Part of a data file:
+++++

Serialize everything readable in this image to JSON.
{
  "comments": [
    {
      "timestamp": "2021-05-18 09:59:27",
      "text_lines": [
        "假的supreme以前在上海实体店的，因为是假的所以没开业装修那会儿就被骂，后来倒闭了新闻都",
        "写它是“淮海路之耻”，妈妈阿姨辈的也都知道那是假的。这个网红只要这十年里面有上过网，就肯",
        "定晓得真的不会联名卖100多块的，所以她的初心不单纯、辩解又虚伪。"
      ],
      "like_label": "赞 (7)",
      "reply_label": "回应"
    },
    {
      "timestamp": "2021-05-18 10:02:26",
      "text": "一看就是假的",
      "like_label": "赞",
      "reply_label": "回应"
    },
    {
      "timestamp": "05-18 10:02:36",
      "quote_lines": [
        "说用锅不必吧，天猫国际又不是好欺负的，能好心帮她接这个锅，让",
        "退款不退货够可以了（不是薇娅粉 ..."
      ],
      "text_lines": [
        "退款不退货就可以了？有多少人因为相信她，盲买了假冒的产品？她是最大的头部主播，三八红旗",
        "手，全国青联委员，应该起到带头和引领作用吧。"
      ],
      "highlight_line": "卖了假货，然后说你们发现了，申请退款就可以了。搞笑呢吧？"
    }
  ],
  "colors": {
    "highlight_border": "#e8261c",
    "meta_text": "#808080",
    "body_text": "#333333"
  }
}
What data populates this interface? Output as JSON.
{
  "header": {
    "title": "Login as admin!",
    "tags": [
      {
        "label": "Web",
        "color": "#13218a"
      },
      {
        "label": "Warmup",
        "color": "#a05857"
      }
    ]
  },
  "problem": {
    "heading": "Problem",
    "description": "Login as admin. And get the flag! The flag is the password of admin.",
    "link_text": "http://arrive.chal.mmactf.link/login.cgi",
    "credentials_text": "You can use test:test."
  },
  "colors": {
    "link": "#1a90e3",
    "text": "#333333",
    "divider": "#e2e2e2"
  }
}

+++++

What to work on: Repeat the data verbatim.

Exercise solution:
Serialize everything readable in this image to JSON.
{
  "comments": [
    {
      "timestamp": "2021-05-18 09:59:27",
      "text_lines": [
        "假的supreme以前在上海实体店的，因为是假的所以没开业装修那会儿就被骂，后来倒闭了新闻都",
        "写它是“淮海路之耻”，妈妈阿姨辈的也都知道那是假的。这个网红只要这十年里面有上过网，就肯",
        "定晓得真的不会联名卖100多块的，所以她的初心不单纯、辩解又虚伪。"
      ],
      "like_label": "赞 (7)",
      "reply_label": "回应"
    },
    {
      "timestamp": "2021-05-18 10:02:26",
      "text": "一看就是假的",
      "like_label": "赞",
      "reply_label": "回应"
    },
    {
      "timestamp": "05-18 10:02:36",
      "quote_lines": [
        "说用锅不必吧，天猫国际又不是好欺负的，能好心帮她接这个锅，让",
        "退款不退货够可以了（不是薇娅粉 ..."
      ],
      "text_lines": [
        "退款不退货就可以了？有多少人因为相信她，盲买了假冒的产品？她是最大的头部主播，三八红旗",
        "手，全国青联委员，应该起到带头和引领作用吧。"
      ],
      "highlight_line": "卖了假货，然后说你们发现了，申请退款就可以了。搞笑呢吧？"
    }
  ],
  "colors": {
    "highlight_border": "#e8261c",
    "meta_text": "#808080",
    "body_text": "#333333"
  }
}
What data populates this interface? Output as JSON.
{
  "header": {
    "title": "Login as admin!",
    "tags": [
      {
        "label": "Web",
        "color": "#13218a"
      },
      {
        "label": "Warmup",
        "color": "#a05857"
      }
    ]
  },
  "problem": {
    "heading": "Problem",
    "description": "Login as admin. And get the flag! The flag is the password of admin.",
    "link_text": "http://arrive.chal.mmactf.link/login.cgi",
    "credentials_text": "You can use test:test."
  },
  "colors": {
    "link": "#1a90e3",
    "text": "#333333",
    "divider": "#e2e2e2"
  }
}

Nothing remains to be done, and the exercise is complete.